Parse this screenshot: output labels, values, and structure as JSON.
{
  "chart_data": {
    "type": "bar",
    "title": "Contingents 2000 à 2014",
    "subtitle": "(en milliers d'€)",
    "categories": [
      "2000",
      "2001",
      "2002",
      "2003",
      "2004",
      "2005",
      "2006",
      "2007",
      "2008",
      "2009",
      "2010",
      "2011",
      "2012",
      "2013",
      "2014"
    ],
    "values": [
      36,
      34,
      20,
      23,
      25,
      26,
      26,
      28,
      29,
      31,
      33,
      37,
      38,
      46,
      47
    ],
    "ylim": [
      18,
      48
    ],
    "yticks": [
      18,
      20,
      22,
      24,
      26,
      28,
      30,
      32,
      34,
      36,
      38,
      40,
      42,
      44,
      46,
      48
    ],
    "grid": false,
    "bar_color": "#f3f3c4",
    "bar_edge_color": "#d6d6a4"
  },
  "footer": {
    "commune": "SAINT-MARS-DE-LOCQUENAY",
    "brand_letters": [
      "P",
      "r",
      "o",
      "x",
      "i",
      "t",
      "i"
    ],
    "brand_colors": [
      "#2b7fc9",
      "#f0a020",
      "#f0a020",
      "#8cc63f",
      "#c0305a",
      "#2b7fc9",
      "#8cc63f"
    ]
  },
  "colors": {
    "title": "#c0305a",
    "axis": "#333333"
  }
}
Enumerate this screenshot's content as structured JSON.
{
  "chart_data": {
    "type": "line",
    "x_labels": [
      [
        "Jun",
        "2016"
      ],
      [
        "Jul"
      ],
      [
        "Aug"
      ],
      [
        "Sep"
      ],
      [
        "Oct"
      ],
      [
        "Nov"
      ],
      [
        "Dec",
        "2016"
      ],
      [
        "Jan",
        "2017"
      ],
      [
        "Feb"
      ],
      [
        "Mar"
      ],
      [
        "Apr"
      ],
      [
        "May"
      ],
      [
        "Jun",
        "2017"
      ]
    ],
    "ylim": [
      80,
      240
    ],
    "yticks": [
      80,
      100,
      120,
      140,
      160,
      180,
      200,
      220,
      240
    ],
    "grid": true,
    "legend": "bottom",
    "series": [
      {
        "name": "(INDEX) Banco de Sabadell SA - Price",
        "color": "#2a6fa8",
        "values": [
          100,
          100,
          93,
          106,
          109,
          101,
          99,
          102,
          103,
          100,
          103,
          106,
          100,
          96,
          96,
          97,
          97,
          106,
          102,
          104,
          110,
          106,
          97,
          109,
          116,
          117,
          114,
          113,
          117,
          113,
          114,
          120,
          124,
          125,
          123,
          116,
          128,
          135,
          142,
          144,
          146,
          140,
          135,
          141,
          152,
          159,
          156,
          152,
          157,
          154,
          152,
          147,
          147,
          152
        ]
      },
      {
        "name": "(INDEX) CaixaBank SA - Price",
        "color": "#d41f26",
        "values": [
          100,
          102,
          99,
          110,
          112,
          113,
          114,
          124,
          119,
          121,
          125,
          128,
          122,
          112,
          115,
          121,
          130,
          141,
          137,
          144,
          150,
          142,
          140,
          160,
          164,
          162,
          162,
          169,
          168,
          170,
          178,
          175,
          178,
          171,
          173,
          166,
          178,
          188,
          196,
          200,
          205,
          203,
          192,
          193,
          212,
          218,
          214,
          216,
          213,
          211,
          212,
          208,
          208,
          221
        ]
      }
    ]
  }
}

→ **Work required**
Tell how many lines above contain the word "name". Give the number alone.

→ **Answer for this exercise**
2